Return each line of the listing below, unchanged, and omit the images.

Data tied to figure images
★ ★ ★ ★ ★ ★ ★
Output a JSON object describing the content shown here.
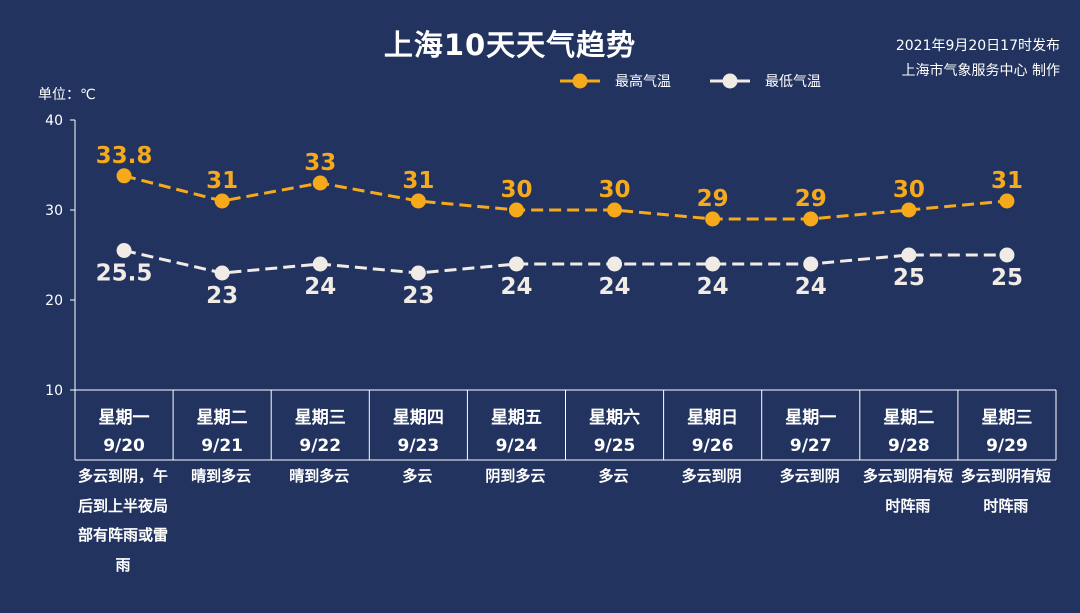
{
  "header": {
    "title": "上海10天天气趋势",
    "publish_line1": "2021年9月20日17时发布",
    "publish_line2": "上海市气象服务中心 制作",
    "unit": "单位：℃"
  },
  "colors": {
    "background": "#22335f",
    "high": "#f5a91b",
    "low": "#f1ebe6",
    "axis": "#ffffff"
  },
  "chart_data": {
    "type": "line",
    "x": [
      "9/20",
      "9/21",
      "9/22",
      "9/23",
      "9/24",
      "9/25",
      "9/26",
      "9/27",
      "9/28",
      "9/29"
    ],
    "weekdays": [
      "星期一",
      "星期二",
      "星期三",
      "星期四",
      "星期五",
      "星期六",
      "星期日",
      "星期一",
      "星期二",
      "星期三"
    ],
    "series": [
      {
        "name": "最高气温",
        "values": [
          33.8,
          31,
          33,
          31,
          30,
          30,
          29,
          29,
          30,
          31
        ],
        "labels": [
          "33.8",
          "31",
          "33",
          "31",
          "30",
          "30",
          "29",
          "29",
          "30",
          "31"
        ],
        "color": "#f5a91b"
      },
      {
        "name": "最低气温",
        "values": [
          25.5,
          23,
          24,
          23,
          24,
          24,
          24,
          24,
          25,
          25
        ],
        "labels": [
          "25.5",
          "23",
          "24",
          "23",
          "24",
          "24",
          "24",
          "24",
          "25",
          "25"
        ],
        "color": "#f1ebe6"
      }
    ],
    "weather": [
      "多云到阴，午后到上半夜局部有阵雨或雷雨",
      "晴到多云",
      "晴到多云",
      "多云",
      "阴到多云",
      "多云",
      "多云到阴",
      "多云到阴",
      "多云到阴有短时阵雨",
      "多云到阴有短时阵雨"
    ],
    "ylim": [
      10,
      40
    ],
    "yticks": [
      "10",
      "20",
      "30",
      "40"
    ],
    "legend": "top-center",
    "grid": false,
    "line_style": "dashed"
  }
}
★ ★ ★ ★ ★ ★ ★
**Complete output:**
Output a JSON object describing the content shown here.
{
  "header": {
    "title": "上海10天天气趋势",
    "publish_line1": "2021年9月20日17时发布",
    "publish_line2": "上海市气象服务中心 制作",
    "unit": "单位：℃"
  },
  "colors": {
    "background": "#22335f",
    "high": "#f5a91b",
    "low": "#f1ebe6",
    "axis": "#ffffff"
  },
  "chart_data": {
    "type": "line",
    "x": [
      "9/20",
      "9/21",
      "9/22",
      "9/23",
      "9/24",
      "9/25",
      "9/26",
      "9/27",
      "9/28",
      "9/29"
    ],
    "weekdays": [
      "星期一",
      "星期二",
      "星期三",
      "星期四",
      "星期五",
      "星期六",
      "星期日",
      "星期一",
      "星期二",
      "星期三"
    ],
    "series": [
      {
        "name": "最高气温",
        "values": [
          33.8,
          31,
          33,
          31,
          30,
          30,
          29,
          29,
          30,
          31
        ],
        "labels": [
          "33.8",
          "31",
          "33",
          "31",
          "30",
          "30",
          "29",
          "29",
          "30",
          "31"
        ],
        "color": "#f5a91b"
      },
      {
        "name": "最低气温",
        "values": [
          25.5,
          23,
          24,
          23,
          24,
          24,
          24,
          24,
          25,
          25
        ],
        "labels": [
          "25.5",
          "23",
          "24",
          "23",
          "24",
          "24",
          "24",
          "24",
          "25",
          "25"
        ],
        "color": "#f1ebe6"
      }
    ],
    "weather": [
      "多云到阴，午后到上半夜局部有阵雨或雷雨",
      "晴到多云",
      "晴到多云",
      "多云",
      "阴到多云",
      "多云",
      "多云到阴",
      "多云到阴",
      "多云到阴有短时阵雨",
      "多云到阴有短时阵雨"
    ],
    "ylim": [
      10,
      40
    ],
    "yticks": [
      "10",
      "20",
      "30",
      "40"
    ],
    "legend": "top-center",
    "grid": false,
    "line_style": "dashed"
  }
}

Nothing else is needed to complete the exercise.